• _Information provided_

## start

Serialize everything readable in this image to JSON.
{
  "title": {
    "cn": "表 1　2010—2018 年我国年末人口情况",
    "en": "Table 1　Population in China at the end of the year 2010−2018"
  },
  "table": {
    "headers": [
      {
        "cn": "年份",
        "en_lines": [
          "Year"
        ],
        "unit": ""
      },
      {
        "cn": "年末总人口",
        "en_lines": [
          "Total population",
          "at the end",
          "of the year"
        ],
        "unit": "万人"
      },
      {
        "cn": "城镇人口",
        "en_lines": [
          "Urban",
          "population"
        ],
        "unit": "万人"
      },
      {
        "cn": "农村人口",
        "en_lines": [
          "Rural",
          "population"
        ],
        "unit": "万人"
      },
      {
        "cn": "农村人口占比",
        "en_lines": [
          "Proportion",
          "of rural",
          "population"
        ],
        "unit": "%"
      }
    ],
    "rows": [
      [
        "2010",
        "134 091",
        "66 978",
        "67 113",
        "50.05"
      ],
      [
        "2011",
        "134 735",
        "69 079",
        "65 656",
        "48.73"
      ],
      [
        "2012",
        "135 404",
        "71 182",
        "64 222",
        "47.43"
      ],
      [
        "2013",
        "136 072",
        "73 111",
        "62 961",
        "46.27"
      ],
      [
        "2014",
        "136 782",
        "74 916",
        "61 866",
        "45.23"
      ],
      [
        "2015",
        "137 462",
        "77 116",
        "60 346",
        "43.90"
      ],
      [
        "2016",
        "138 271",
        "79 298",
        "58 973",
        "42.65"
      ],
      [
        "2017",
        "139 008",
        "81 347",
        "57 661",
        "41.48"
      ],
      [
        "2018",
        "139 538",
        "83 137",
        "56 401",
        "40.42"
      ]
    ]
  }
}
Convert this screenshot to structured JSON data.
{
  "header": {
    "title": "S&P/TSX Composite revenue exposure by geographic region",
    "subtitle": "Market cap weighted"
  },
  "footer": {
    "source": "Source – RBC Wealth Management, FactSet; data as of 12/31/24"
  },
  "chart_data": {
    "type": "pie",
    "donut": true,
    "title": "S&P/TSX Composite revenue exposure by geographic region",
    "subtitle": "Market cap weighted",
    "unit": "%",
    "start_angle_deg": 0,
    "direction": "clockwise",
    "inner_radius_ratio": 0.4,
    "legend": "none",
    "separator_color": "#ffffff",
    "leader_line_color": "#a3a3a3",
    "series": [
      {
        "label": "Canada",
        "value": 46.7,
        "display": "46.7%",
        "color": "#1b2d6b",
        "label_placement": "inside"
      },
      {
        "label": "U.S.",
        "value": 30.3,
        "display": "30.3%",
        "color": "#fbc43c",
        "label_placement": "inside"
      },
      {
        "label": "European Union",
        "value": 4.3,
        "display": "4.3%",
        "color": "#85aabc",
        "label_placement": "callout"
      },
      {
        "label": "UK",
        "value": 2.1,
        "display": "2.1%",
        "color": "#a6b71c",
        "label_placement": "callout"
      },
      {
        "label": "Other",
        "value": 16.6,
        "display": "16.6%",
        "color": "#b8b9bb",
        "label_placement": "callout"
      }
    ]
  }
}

## end

• _Stated exercise_
Copy out every line holding the string "this".

• _The completed task_
Serialize everything readable in this image to JSON.
Convert this screenshot to structured JSON data.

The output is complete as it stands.